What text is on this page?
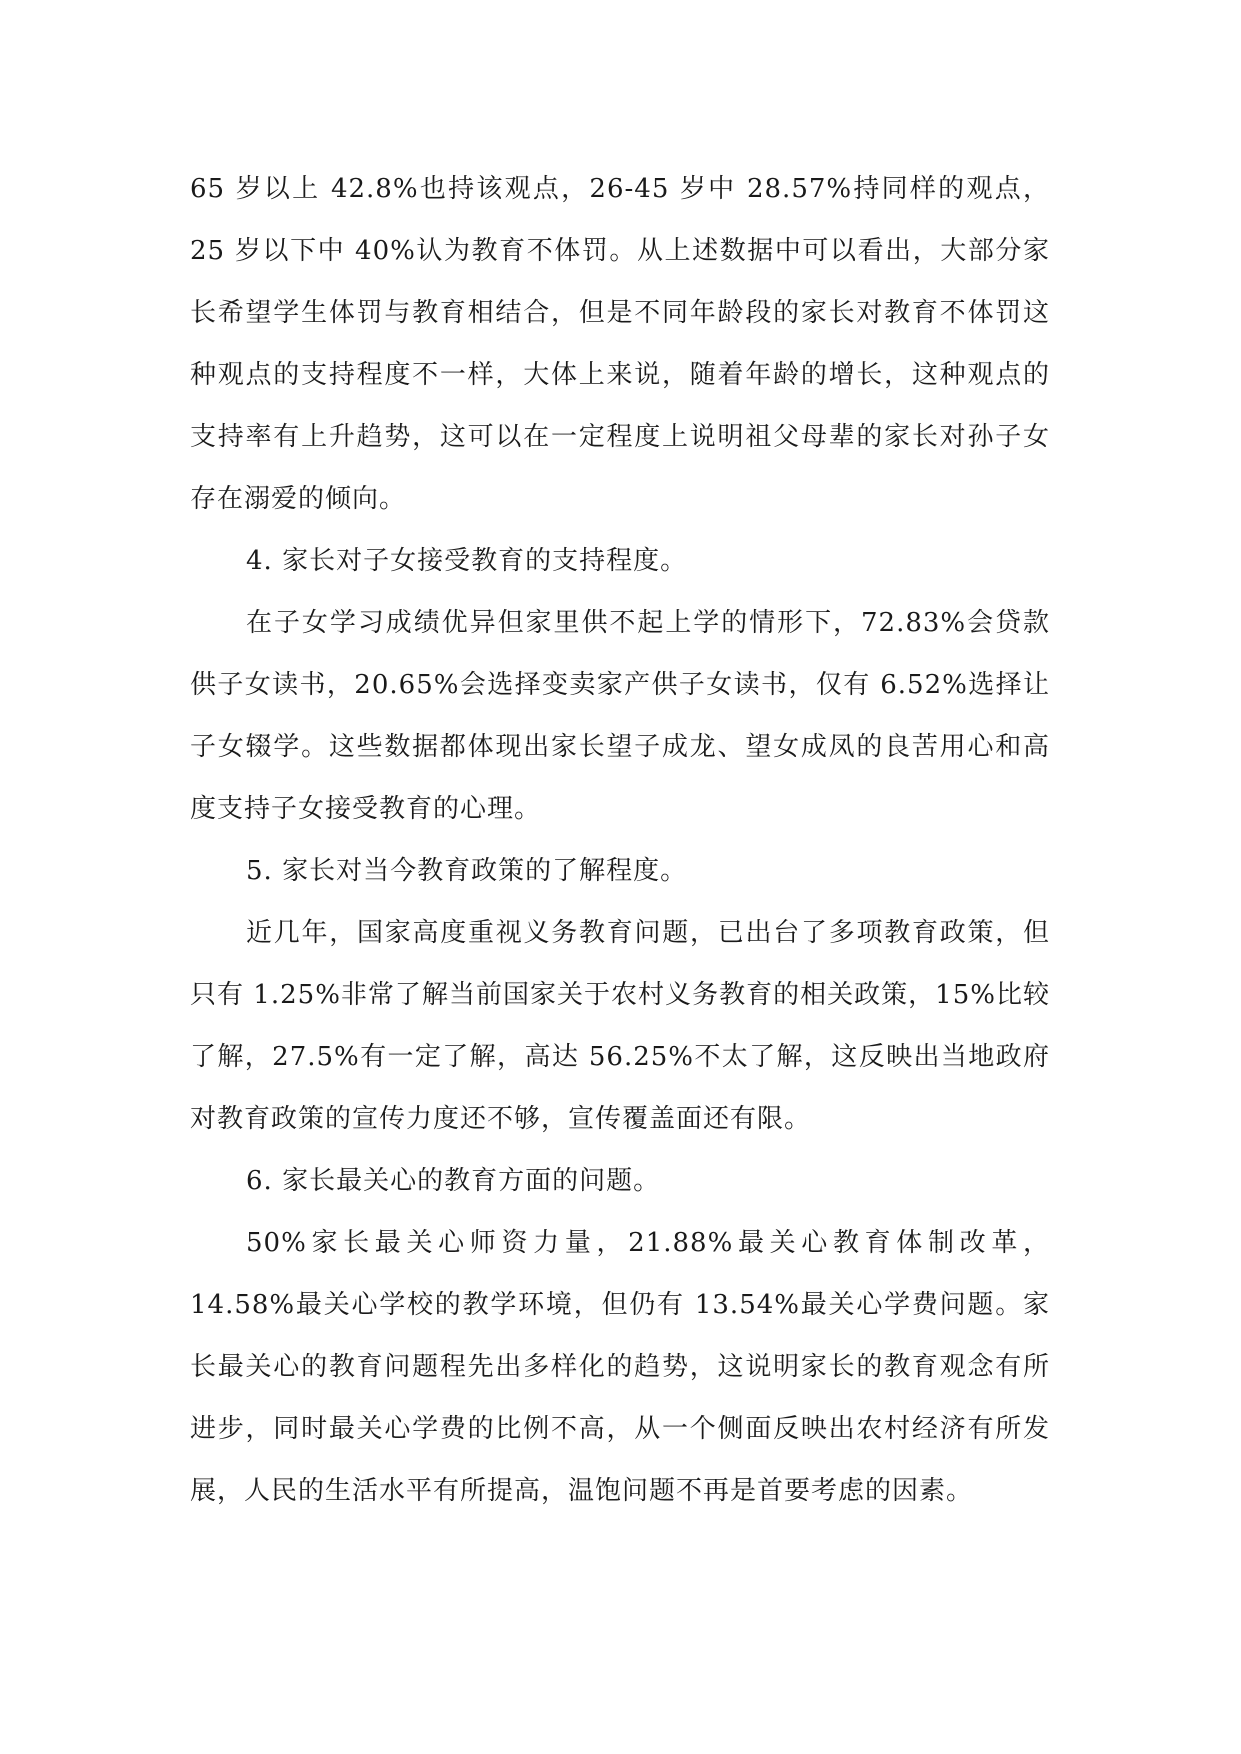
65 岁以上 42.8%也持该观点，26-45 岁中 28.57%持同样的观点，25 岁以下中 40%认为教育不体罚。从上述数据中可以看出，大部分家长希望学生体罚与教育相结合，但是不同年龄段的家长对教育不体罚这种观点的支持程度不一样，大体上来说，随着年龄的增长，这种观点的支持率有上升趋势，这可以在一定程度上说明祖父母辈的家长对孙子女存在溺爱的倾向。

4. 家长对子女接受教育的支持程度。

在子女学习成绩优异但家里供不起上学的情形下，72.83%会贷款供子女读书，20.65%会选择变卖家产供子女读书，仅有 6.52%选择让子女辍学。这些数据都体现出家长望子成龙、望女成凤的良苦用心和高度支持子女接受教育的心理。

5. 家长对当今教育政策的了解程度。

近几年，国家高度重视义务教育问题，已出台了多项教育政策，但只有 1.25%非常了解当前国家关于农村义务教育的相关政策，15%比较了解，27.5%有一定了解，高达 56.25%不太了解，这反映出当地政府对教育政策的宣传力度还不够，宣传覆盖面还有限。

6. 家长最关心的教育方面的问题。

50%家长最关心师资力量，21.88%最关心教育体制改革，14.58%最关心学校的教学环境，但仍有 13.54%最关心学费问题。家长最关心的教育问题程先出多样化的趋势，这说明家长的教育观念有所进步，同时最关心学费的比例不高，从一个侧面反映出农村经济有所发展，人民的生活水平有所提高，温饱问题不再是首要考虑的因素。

* * *

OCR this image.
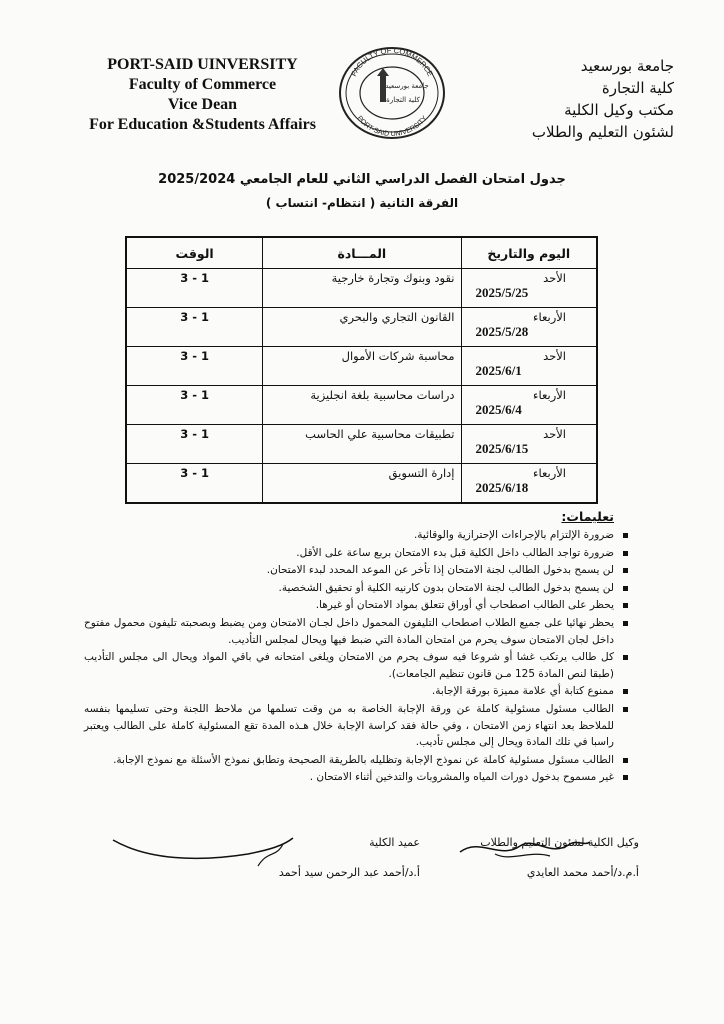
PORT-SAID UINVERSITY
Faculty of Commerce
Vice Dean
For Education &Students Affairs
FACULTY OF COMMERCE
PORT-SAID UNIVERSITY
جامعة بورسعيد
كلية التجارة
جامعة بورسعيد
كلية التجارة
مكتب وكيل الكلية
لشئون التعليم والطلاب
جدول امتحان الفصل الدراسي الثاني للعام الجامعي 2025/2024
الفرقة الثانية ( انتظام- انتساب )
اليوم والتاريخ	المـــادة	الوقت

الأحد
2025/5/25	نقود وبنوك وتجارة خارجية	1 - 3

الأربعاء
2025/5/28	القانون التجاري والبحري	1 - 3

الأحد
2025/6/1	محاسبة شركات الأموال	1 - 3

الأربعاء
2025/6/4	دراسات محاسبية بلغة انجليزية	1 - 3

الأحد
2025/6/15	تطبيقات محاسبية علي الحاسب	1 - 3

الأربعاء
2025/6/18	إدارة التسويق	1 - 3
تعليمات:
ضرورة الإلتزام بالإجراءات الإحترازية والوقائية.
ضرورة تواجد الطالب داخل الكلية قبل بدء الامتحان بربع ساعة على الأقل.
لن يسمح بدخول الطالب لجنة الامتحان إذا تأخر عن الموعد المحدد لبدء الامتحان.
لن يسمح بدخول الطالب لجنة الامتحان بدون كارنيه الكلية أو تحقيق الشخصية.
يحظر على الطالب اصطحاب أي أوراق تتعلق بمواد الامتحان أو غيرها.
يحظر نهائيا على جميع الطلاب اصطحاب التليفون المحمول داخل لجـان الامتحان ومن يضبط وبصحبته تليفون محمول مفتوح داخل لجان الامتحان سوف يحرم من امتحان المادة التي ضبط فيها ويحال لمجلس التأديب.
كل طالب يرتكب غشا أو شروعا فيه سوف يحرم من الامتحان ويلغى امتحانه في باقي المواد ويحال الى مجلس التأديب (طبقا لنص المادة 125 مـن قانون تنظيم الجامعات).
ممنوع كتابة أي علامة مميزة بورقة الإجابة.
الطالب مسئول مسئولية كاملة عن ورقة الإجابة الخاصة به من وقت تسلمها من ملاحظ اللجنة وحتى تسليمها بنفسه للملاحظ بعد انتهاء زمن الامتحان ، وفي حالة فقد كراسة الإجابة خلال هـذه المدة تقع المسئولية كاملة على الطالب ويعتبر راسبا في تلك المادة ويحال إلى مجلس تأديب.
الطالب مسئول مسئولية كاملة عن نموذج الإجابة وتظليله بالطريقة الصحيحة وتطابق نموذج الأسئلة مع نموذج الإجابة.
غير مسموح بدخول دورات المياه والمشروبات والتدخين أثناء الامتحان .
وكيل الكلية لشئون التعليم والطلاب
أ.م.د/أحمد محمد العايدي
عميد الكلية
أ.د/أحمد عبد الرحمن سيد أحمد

▸ GOAL: For the entries above, count the lines that contain the string "محاسبية", and state that number without further comment.

▸ RESULT FOR THIS TASK: 2